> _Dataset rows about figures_
⟨

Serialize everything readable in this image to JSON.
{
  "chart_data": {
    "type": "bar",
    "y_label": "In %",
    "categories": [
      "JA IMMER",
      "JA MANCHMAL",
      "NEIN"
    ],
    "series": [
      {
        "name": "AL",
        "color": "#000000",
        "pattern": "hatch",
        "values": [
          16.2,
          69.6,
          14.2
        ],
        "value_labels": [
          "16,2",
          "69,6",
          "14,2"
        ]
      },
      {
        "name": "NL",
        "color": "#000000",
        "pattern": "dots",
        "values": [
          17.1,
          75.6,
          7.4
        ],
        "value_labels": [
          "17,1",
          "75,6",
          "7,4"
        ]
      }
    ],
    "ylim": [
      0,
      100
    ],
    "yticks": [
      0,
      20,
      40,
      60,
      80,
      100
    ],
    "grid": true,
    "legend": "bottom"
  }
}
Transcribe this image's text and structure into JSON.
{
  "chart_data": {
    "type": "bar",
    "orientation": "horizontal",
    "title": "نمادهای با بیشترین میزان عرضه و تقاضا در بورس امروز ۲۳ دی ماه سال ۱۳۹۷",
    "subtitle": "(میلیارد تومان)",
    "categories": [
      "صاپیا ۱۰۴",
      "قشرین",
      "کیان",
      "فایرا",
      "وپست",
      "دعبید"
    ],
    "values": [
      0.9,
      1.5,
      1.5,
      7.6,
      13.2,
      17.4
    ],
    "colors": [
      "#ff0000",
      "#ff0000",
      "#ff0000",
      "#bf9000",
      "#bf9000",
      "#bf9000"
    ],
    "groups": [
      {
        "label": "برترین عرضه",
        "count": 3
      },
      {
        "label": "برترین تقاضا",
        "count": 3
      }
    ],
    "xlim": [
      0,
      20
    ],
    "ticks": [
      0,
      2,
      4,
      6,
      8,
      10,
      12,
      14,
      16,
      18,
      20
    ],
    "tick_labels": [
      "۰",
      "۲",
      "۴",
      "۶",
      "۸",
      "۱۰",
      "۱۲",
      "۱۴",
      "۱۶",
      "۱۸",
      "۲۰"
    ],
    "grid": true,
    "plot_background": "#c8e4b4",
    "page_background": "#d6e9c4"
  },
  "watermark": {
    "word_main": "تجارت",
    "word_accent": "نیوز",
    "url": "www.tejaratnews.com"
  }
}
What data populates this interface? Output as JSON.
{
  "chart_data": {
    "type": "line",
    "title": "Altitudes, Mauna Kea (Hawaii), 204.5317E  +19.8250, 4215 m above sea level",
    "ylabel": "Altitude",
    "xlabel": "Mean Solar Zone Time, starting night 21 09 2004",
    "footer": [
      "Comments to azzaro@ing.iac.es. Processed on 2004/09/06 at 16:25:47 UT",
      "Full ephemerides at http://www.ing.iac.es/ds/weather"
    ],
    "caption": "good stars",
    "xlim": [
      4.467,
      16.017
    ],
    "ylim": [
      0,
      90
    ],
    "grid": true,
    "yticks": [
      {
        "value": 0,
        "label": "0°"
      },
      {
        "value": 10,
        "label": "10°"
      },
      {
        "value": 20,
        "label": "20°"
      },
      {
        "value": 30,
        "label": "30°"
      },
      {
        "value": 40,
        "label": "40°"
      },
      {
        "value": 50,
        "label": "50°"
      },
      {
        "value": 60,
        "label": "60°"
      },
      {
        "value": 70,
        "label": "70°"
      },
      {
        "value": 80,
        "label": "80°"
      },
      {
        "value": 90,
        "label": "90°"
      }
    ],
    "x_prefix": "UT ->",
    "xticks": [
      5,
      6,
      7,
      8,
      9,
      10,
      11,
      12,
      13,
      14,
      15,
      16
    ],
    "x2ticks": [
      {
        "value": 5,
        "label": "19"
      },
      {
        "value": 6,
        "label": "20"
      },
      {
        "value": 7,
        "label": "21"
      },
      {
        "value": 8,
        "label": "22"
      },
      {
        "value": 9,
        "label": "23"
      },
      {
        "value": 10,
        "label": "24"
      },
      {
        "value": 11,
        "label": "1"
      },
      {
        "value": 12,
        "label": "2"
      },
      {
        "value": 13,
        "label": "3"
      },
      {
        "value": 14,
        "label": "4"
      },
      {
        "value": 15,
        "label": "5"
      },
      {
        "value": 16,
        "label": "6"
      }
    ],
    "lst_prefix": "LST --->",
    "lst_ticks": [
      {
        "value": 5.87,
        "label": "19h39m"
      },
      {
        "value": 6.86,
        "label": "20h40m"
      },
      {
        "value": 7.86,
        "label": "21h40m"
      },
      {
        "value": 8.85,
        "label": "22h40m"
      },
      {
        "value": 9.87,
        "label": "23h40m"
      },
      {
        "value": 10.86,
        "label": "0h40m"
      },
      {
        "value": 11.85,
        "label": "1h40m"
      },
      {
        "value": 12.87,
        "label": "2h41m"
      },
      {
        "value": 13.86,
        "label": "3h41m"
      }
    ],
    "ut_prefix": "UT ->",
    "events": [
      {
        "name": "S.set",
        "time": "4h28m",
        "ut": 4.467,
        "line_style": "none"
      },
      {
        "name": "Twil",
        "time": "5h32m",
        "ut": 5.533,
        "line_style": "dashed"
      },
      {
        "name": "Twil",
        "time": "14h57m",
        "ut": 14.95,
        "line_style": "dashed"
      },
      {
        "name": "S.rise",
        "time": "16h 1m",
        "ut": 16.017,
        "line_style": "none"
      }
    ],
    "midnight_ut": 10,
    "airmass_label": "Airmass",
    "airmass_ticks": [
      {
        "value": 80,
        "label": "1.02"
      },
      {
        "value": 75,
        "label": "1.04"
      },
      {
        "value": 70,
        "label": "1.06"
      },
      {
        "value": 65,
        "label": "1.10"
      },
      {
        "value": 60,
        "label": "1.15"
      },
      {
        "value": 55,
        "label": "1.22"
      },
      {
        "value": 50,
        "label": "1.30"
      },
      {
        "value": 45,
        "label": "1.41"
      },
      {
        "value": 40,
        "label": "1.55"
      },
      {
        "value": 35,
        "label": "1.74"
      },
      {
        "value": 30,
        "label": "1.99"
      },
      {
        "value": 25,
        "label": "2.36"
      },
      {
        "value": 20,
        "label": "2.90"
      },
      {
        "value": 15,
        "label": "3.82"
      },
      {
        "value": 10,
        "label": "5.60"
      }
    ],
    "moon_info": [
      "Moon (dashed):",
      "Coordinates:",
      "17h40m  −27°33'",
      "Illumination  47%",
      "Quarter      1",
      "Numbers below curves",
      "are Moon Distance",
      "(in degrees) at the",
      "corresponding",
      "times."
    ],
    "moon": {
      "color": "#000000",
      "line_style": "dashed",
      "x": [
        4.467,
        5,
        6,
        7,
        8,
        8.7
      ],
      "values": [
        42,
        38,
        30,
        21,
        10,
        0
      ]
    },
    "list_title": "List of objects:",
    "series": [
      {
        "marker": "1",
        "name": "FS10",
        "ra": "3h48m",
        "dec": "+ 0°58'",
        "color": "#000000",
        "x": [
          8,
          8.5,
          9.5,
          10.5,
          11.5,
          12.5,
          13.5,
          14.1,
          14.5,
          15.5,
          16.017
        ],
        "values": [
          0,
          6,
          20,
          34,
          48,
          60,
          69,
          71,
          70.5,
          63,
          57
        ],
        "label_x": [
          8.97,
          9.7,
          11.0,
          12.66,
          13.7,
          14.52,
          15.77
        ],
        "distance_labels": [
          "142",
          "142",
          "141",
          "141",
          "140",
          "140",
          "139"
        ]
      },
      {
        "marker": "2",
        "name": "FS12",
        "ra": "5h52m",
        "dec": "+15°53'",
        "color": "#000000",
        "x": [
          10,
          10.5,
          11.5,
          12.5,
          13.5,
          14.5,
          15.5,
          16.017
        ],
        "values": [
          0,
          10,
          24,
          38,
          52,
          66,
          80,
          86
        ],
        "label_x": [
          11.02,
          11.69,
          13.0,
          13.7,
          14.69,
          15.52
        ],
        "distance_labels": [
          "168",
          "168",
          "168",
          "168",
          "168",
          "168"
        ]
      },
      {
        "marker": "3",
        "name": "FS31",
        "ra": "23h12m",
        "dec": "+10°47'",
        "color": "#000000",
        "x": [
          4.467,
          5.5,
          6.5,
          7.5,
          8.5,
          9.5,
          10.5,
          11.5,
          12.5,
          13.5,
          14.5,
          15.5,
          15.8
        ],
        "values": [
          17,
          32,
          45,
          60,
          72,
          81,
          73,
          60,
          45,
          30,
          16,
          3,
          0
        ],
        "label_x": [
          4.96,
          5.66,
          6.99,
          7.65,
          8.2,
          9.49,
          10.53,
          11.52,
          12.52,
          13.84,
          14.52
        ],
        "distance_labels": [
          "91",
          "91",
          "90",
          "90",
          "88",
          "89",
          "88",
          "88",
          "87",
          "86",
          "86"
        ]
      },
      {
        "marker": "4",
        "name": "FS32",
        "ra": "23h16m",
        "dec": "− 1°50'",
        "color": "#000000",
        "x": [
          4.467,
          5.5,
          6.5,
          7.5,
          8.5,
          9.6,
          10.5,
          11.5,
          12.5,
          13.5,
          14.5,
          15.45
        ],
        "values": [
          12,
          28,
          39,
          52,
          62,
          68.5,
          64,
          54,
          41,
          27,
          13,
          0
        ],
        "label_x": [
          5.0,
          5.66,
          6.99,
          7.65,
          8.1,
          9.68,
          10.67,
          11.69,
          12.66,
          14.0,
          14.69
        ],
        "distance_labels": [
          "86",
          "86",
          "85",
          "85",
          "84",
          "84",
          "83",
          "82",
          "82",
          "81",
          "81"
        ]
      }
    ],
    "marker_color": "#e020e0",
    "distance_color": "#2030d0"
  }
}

⟩

> _Required task_
Pull out every line holding "برترین" from the records above, and copy it.

> _Response_
        "label": "برترین عرضه",
        "label": "برترین تقاضا",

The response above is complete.